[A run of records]
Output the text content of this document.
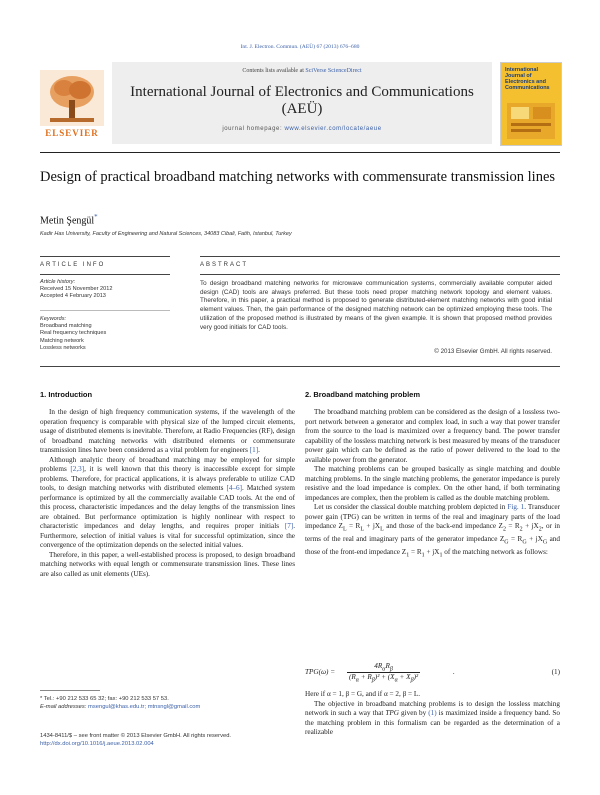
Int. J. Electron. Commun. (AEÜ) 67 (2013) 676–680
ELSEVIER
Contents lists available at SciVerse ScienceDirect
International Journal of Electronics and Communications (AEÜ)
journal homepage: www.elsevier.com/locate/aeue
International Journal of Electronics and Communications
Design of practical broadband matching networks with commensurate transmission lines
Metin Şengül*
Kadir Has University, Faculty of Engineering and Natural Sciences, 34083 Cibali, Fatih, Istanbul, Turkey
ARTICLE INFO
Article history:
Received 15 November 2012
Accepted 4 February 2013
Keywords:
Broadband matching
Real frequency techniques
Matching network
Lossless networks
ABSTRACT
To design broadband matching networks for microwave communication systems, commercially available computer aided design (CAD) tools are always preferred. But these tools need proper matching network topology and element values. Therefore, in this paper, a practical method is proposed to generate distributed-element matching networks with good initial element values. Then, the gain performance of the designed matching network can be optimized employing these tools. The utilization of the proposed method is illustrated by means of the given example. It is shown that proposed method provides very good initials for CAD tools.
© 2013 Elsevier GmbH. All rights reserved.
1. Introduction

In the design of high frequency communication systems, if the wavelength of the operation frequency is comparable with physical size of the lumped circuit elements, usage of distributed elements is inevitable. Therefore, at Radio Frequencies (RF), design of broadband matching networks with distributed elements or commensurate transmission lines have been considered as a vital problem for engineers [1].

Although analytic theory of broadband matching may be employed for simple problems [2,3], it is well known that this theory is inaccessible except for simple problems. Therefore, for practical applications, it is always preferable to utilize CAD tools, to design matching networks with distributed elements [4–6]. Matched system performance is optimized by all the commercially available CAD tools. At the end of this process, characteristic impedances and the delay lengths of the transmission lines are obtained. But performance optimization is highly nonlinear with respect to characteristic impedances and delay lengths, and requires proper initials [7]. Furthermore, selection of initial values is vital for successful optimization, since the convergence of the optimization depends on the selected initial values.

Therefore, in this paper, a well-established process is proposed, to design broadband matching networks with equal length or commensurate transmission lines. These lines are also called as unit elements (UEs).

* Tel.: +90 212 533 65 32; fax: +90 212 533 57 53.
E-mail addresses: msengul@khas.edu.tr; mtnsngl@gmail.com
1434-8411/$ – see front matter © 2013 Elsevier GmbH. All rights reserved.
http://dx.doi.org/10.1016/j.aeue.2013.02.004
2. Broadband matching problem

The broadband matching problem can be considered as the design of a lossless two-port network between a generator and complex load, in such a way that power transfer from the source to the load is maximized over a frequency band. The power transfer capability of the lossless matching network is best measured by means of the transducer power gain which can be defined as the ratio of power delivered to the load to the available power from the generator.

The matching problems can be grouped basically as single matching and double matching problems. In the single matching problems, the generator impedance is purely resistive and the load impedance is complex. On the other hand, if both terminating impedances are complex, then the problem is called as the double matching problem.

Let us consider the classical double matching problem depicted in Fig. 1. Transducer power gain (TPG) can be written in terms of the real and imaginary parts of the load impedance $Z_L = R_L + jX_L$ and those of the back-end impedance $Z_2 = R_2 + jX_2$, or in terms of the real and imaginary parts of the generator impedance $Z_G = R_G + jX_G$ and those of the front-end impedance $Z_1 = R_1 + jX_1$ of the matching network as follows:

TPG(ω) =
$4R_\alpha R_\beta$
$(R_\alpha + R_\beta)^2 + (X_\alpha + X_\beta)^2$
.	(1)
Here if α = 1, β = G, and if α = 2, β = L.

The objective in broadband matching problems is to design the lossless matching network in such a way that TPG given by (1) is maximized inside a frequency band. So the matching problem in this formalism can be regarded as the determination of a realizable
* * *
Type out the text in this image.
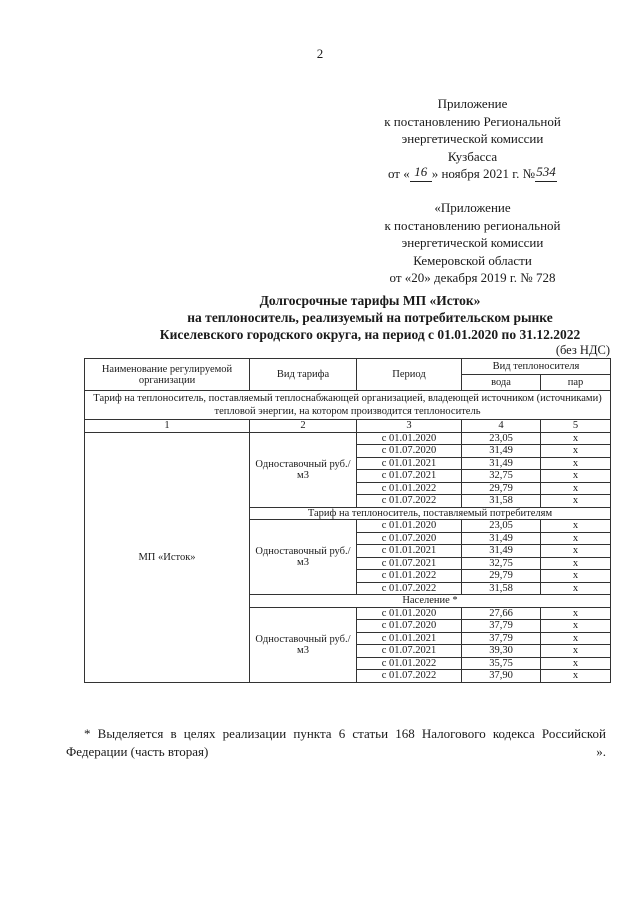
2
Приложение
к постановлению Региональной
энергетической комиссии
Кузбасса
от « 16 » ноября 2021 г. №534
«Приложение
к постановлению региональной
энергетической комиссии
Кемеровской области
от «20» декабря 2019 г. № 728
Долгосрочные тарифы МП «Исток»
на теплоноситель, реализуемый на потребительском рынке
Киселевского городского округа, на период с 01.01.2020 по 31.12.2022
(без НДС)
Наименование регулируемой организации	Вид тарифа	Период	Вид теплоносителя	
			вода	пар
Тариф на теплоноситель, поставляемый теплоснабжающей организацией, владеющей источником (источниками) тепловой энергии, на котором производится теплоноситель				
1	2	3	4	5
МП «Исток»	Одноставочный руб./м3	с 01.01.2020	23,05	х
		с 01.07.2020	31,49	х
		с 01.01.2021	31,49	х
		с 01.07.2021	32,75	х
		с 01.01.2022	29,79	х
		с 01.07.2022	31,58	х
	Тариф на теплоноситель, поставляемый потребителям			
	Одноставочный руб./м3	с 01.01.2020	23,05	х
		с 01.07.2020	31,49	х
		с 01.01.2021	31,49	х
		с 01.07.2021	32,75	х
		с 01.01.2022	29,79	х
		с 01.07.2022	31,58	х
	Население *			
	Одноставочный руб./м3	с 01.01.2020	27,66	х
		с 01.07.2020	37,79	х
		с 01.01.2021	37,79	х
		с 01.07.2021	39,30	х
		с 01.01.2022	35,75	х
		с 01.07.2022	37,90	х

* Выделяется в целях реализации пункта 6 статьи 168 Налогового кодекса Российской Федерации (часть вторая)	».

> **Task requirements**: Among the entries above, identify all lines with "теплоноситель" and copy them.

> **Response below**:
на теплоноситель, реализуемый на потребительском рынке
Тариф на теплоноситель, поставляемый теплоснабжающей организацией, владеющей источником (источниками) тепловой энергии, на котором производится теплоноситель				
	Тариф на теплоноситель, поставляемый потребителям			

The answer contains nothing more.